# Requirement
Copy every line of the data that includes the string "true".

# Stored records
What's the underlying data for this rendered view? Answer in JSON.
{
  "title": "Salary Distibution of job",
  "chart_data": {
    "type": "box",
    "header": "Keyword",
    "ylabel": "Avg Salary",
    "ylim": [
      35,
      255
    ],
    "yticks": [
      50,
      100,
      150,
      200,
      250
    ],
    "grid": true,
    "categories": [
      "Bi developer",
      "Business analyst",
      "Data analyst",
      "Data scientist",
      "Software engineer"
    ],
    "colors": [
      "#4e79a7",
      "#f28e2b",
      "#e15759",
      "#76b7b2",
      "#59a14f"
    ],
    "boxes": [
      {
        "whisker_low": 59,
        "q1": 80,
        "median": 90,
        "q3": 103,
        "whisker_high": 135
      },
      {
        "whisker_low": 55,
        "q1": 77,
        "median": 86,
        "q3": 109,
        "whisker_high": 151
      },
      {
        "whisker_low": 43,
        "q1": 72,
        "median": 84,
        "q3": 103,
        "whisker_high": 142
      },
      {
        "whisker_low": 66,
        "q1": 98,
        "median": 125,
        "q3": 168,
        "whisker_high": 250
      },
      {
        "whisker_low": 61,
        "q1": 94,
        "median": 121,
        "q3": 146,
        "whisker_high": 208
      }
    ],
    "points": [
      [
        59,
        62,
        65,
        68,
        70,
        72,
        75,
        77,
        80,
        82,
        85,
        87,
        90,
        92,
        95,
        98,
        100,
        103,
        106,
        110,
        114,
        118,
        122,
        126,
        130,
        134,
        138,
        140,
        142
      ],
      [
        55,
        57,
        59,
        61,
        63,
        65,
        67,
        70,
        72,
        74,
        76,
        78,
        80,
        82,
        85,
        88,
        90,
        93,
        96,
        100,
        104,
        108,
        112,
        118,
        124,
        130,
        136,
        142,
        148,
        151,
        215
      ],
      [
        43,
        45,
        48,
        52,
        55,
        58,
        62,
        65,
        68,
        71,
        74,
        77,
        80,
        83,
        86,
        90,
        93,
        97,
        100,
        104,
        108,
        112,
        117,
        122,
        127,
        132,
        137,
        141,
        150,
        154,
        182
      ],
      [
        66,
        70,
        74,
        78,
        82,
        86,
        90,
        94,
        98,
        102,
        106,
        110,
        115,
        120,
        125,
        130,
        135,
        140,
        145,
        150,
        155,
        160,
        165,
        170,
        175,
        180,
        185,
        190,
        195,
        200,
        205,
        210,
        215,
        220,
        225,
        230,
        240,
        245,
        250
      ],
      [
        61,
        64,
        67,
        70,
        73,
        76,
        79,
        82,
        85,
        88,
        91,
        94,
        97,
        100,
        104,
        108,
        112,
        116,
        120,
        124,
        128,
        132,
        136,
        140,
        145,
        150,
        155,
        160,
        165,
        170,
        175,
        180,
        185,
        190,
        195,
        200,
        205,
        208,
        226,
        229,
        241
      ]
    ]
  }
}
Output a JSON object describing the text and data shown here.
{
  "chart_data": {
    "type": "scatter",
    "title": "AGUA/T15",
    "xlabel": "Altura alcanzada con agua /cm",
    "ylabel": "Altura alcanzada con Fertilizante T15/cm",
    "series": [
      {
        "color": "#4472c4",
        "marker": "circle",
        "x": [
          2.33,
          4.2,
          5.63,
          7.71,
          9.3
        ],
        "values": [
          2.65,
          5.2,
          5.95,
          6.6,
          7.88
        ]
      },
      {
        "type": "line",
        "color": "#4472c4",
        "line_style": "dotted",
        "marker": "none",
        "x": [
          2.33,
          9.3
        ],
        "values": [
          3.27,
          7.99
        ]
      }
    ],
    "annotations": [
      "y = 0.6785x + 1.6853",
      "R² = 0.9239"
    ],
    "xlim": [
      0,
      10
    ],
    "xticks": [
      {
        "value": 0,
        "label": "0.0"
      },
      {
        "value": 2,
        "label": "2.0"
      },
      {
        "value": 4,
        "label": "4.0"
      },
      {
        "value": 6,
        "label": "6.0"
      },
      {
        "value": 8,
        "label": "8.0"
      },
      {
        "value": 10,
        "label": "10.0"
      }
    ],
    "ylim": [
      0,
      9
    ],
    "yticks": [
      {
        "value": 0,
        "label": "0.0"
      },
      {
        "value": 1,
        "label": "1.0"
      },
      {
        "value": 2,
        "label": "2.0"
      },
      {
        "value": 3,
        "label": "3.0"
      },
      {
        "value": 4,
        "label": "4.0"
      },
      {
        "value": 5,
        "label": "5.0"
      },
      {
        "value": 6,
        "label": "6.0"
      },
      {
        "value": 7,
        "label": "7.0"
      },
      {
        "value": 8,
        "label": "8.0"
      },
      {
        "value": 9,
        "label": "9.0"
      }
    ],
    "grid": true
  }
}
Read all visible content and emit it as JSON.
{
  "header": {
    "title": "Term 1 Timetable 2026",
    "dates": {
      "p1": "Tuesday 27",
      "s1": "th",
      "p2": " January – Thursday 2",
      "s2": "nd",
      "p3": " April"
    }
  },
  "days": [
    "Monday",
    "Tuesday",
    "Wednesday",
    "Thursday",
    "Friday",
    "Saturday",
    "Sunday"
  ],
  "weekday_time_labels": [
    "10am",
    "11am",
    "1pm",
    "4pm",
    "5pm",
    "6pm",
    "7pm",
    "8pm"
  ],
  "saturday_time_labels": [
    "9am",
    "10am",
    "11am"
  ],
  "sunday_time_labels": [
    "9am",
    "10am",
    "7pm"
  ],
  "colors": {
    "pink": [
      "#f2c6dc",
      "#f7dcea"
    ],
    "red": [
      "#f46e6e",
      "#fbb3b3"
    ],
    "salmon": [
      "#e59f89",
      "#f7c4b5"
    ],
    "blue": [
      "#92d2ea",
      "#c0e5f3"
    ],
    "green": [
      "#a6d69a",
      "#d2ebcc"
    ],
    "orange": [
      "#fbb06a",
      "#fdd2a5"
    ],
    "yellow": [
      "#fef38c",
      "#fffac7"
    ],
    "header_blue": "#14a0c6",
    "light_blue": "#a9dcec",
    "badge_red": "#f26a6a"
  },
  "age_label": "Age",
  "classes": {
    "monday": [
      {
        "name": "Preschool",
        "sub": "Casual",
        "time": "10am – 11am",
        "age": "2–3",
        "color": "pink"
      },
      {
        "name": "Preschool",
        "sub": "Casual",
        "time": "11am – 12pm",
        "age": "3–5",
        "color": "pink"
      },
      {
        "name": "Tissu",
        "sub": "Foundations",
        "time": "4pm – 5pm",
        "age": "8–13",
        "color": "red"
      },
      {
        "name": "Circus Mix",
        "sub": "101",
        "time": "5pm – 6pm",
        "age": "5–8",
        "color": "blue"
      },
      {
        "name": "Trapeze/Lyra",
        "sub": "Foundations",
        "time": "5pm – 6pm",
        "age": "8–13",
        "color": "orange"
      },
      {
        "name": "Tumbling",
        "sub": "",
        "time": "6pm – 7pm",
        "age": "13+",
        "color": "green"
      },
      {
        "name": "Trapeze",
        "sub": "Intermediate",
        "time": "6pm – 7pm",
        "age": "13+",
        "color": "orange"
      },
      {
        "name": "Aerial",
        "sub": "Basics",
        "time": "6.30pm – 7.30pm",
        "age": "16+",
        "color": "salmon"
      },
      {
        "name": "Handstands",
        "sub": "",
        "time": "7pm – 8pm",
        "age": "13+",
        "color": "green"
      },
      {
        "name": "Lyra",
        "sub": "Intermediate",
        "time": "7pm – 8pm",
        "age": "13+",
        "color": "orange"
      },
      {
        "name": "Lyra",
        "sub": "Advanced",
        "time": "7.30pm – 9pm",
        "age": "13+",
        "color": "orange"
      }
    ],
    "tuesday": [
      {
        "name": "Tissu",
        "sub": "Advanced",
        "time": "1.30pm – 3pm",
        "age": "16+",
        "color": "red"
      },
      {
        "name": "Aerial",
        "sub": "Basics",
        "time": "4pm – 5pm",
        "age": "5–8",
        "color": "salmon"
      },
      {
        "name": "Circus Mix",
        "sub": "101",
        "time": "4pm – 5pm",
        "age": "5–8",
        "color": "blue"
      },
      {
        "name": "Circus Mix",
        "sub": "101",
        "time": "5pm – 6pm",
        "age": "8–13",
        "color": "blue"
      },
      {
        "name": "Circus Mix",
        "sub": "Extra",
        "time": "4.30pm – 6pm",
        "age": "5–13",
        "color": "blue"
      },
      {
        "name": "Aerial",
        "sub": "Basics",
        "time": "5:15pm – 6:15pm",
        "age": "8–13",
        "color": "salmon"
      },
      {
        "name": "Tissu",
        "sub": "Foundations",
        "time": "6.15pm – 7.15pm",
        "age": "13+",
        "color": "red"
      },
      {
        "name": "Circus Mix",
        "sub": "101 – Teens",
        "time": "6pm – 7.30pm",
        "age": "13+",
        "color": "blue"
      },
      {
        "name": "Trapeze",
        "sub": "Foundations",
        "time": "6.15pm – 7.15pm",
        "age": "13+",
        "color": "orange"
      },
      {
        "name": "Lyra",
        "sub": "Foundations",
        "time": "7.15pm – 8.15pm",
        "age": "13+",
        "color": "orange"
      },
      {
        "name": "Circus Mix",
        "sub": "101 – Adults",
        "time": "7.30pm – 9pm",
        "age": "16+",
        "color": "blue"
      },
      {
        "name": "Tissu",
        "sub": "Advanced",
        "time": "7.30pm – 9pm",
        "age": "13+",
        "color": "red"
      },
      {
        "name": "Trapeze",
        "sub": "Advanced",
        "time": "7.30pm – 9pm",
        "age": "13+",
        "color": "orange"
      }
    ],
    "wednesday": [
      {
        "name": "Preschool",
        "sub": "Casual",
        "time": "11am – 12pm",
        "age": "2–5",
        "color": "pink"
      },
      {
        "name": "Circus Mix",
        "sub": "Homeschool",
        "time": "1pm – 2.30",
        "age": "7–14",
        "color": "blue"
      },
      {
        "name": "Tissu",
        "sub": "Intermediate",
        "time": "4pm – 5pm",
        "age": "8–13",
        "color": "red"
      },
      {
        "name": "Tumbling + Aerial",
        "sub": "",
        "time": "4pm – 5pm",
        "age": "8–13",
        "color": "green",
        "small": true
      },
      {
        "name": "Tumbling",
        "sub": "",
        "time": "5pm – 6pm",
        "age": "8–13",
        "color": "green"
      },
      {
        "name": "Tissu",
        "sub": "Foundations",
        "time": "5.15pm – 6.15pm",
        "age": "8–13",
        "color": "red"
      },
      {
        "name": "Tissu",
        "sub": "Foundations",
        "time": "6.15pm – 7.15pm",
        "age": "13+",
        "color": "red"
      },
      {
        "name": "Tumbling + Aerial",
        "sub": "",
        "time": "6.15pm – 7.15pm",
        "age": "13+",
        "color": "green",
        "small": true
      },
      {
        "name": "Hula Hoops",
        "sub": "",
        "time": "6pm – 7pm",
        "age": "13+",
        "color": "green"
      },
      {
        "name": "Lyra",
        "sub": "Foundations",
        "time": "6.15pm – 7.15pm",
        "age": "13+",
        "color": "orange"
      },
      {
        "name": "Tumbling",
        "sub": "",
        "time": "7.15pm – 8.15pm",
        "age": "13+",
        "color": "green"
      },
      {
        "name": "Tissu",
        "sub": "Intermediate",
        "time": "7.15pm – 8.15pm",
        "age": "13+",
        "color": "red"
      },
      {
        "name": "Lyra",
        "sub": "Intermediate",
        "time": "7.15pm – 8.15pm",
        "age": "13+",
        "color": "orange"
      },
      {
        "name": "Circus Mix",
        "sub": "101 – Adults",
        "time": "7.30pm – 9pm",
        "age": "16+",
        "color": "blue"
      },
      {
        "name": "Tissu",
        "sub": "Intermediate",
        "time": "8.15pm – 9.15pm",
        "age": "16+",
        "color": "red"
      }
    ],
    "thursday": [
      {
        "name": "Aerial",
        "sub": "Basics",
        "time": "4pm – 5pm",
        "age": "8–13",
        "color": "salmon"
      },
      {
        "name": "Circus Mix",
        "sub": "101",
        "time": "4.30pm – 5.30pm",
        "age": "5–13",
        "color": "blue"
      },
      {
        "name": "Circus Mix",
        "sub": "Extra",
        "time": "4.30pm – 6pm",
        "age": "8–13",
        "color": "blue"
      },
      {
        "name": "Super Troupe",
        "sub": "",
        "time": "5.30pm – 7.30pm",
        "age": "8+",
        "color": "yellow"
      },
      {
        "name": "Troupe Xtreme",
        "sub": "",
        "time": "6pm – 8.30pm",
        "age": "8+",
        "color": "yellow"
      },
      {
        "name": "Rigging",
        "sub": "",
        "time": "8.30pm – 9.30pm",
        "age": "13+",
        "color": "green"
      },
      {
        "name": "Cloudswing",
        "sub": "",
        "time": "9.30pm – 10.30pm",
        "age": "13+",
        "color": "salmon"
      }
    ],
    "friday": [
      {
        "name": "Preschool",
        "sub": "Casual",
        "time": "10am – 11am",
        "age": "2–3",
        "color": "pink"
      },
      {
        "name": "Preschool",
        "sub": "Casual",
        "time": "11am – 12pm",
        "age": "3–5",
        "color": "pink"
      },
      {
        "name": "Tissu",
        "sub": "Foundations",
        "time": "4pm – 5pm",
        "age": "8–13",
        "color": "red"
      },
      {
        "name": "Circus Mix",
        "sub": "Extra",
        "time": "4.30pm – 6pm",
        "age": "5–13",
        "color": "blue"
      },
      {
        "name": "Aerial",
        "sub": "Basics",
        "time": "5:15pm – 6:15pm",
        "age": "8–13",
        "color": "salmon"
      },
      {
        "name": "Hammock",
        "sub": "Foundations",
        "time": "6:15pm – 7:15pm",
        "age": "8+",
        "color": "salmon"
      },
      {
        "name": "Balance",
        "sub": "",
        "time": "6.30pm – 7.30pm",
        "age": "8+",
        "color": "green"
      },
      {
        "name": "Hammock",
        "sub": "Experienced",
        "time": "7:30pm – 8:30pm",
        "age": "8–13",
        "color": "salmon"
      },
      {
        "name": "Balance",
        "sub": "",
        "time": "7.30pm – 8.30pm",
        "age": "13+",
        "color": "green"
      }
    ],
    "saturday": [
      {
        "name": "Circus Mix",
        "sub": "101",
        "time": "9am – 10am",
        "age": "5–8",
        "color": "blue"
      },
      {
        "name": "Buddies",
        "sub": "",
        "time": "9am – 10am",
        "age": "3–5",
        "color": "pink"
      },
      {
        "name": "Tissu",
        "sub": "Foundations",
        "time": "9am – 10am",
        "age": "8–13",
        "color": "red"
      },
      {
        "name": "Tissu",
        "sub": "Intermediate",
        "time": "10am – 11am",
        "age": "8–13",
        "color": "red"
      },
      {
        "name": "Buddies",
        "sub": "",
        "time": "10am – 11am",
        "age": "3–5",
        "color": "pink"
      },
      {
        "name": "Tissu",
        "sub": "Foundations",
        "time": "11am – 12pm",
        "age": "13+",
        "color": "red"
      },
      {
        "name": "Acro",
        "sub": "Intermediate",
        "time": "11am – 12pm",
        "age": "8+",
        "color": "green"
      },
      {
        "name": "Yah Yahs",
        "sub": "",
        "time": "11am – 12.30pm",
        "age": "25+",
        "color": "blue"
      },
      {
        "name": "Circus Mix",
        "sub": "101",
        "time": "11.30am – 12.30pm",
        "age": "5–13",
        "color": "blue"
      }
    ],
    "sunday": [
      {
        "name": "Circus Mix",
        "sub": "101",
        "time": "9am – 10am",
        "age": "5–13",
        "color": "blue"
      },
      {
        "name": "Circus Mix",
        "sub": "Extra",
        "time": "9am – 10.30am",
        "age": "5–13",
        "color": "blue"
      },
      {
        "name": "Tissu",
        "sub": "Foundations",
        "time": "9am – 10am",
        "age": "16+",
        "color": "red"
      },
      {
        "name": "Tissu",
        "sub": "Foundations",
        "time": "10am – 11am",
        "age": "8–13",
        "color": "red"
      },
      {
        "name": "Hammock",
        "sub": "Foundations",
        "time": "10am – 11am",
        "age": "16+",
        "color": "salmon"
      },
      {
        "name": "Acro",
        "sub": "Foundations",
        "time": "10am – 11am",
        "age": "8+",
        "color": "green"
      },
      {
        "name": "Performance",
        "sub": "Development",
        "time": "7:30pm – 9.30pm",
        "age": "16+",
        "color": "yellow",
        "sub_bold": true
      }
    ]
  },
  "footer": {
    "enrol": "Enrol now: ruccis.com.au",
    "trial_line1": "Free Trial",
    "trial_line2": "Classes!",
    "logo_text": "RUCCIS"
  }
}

# Answer to this task
    "grid": true,
    "grid": true
        "small": true
        "small": true
        "sub_bold": true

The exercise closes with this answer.